Collection entries:
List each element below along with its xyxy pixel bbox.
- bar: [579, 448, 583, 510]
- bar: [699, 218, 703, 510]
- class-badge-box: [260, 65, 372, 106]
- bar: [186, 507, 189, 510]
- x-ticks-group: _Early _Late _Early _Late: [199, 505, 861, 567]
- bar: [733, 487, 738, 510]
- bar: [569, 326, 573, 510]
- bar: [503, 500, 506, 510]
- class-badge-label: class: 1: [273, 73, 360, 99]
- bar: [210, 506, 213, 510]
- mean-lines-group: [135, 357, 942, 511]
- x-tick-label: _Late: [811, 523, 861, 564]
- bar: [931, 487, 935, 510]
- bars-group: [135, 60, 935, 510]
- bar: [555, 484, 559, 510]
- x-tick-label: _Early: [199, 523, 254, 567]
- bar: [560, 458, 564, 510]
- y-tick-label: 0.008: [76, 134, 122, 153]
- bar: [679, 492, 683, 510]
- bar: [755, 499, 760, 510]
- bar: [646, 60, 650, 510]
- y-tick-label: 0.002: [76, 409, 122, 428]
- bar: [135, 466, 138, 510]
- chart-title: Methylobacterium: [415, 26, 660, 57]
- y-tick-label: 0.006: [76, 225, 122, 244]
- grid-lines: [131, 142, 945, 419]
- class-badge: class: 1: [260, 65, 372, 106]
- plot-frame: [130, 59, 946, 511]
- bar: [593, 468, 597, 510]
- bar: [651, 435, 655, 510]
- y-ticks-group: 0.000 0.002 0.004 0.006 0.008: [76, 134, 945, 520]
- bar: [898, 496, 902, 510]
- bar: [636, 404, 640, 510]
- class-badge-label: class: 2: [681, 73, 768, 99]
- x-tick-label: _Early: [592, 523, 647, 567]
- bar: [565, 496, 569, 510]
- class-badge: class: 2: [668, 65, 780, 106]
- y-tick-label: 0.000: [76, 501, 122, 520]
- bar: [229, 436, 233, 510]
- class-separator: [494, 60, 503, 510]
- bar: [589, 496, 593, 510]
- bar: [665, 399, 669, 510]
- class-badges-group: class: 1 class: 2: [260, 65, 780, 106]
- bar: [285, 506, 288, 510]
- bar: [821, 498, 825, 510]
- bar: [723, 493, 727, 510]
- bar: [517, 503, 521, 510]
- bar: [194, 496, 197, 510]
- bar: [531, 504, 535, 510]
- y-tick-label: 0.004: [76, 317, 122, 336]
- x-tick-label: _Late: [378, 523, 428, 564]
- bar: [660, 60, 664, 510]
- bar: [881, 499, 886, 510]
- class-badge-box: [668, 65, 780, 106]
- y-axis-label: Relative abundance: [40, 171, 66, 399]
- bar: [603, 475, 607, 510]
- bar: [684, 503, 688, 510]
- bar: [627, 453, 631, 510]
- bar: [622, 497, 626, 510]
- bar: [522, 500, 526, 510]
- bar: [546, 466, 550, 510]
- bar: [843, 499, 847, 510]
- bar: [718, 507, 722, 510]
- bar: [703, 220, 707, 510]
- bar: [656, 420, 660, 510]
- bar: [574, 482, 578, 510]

EXERCISE:
Each record above is to be printed again exactly as written.

SOLUTION BELOW:
List each element below along with its xyxy pixel bbox.
- bar: [579, 448, 583, 510]
- bar: [699, 218, 703, 510]
- class-badge-box: [260, 65, 372, 106]
- bar: [186, 507, 189, 510]
- x-ticks-group: _Early _Late _Early _Late: [199, 505, 861, 567]
- bar: [733, 487, 738, 510]
- bar: [569, 326, 573, 510]
- bar: [503, 500, 506, 510]
- class-badge-label: class: 1: [273, 73, 360, 99]
- bar: [210, 506, 213, 510]
- mean-lines-group: [135, 357, 942, 511]
- x-tick-label: _Late: [811, 523, 861, 564]
- bar: [931, 487, 935, 510]
- bars-group: [135, 60, 935, 510]
- bar: [555, 484, 559, 510]
- x-tick-label: _Early: [199, 523, 254, 567]
- bar: [560, 458, 564, 510]
- y-tick-label: 0.008: [76, 134, 122, 153]
- bar: [679, 492, 683, 510]
- bar: [755, 499, 760, 510]
- bar: [646, 60, 650, 510]
- y-tick-label: 0.002: [76, 409, 122, 428]
- bar: [135, 466, 138, 510]
- chart-title: Methylobacterium: [415, 26, 660, 57]
- y-tick-label: 0.006: [76, 225, 122, 244]
- grid-lines: [131, 142, 945, 419]
- class-badge: class: 1: [260, 65, 372, 106]
- plot-frame: [130, 59, 946, 511]
- bar: [593, 468, 597, 510]
- bar: [651, 435, 655, 510]
- y-ticks-group: 0.000 0.002 0.004 0.006 0.008: [76, 134, 945, 520]
- bar: [898, 496, 902, 510]
- bar: [636, 404, 640, 510]
- class-badge-label: class: 2: [681, 73, 768, 99]
- x-tick-label: _Early: [592, 523, 647, 567]
- bar: [565, 496, 569, 510]
- class-badge: class: 2: [668, 65, 780, 106]
- y-tick-label: 0.000: [76, 501, 122, 520]
- bar: [229, 436, 233, 510]
- class-separator: [494, 60, 503, 510]
- bar: [589, 496, 593, 510]
- bar: [665, 399, 669, 510]
- class-badges-group: class: 1 class: 2: [260, 65, 780, 106]
- bar: [285, 506, 288, 510]
- bar: [821, 498, 825, 510]
- bar: [723, 493, 727, 510]
- bar: [517, 503, 521, 510]
- bar: [194, 496, 197, 510]
- bar: [531, 504, 535, 510]
- y-tick-label: 0.004: [76, 317, 122, 336]
- x-tick-label: _Late: [378, 523, 428, 564]
- bar: [660, 60, 664, 510]
- bar: [881, 499, 886, 510]
- class-badge-box: [668, 65, 780, 106]
- y-axis-label: Relative abundance: [40, 171, 66, 399]
- bar: [603, 475, 607, 510]
- bar: [684, 503, 688, 510]
- bar: [627, 453, 631, 510]
- bar: [622, 497, 626, 510]
- bar: [522, 500, 526, 510]
- bar: [546, 466, 550, 510]
- bar: [843, 499, 847, 510]
- bar: [718, 507, 722, 510]
- bar: [703, 220, 707, 510]
- bar: [656, 420, 660, 510]
- bar: [574, 482, 578, 510]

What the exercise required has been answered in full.